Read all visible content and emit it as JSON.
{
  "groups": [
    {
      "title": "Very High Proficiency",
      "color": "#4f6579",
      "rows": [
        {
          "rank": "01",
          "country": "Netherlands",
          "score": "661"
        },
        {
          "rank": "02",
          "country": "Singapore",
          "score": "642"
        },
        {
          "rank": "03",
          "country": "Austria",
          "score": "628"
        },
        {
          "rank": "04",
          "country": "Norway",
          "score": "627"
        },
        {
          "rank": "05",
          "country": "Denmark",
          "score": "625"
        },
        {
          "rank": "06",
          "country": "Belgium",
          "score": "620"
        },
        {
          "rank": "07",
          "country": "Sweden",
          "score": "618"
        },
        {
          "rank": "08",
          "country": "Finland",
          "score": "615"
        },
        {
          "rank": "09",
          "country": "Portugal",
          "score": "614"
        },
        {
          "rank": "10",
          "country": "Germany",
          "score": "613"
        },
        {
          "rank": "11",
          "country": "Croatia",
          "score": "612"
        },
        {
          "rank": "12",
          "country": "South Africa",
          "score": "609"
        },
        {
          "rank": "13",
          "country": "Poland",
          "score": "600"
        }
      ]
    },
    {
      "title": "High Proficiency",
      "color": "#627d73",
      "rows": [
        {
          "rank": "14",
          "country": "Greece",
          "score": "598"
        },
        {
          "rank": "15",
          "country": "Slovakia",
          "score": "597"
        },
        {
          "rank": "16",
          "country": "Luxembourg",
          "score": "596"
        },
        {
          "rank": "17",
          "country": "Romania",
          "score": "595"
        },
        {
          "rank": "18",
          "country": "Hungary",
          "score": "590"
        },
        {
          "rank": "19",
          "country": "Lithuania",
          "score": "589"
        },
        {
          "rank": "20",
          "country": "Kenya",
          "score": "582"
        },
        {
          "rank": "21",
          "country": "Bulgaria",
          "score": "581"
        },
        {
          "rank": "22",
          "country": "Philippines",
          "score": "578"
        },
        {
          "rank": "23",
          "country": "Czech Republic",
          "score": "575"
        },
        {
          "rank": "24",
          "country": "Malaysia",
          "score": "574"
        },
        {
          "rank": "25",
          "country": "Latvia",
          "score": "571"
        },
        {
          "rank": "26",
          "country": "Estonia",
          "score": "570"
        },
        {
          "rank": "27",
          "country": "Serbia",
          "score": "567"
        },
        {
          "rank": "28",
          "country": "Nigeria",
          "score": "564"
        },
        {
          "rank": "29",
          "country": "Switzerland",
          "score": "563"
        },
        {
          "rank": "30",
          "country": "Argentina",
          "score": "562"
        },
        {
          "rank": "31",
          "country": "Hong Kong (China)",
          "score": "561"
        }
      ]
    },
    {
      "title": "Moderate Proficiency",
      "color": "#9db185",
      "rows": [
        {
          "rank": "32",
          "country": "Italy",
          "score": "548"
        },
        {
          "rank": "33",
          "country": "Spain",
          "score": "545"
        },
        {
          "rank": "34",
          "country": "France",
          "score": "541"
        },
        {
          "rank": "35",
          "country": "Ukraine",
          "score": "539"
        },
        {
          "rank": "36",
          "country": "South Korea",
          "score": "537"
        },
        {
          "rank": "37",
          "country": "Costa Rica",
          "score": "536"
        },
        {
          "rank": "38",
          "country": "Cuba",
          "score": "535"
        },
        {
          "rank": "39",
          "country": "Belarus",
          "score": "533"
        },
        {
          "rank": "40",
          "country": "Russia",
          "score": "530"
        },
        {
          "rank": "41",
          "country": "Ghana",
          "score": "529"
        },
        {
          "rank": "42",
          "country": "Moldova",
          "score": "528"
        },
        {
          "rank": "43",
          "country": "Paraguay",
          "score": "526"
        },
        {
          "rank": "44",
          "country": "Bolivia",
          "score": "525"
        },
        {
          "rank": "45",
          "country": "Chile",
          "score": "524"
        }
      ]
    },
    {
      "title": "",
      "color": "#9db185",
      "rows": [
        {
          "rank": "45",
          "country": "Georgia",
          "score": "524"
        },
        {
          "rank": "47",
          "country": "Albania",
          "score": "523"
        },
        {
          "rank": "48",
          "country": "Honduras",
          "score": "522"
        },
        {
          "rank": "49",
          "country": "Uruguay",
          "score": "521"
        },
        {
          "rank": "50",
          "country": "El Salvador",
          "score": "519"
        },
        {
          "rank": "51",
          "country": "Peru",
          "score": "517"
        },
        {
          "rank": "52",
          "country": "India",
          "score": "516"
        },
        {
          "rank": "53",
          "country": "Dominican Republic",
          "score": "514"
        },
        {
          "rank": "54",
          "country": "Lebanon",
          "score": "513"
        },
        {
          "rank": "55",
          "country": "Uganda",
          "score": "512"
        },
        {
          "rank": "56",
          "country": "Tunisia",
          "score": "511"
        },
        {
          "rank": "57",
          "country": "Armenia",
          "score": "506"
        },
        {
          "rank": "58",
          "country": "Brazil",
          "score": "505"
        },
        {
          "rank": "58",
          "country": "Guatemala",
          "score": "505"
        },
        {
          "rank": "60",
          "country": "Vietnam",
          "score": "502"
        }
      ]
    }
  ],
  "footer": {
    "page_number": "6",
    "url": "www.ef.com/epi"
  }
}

Task description:
Take each line of the material that contains the word "High" and list it.

Exercise response:
      "title": "Very High Proficiency",
      "title": "High Proficiency",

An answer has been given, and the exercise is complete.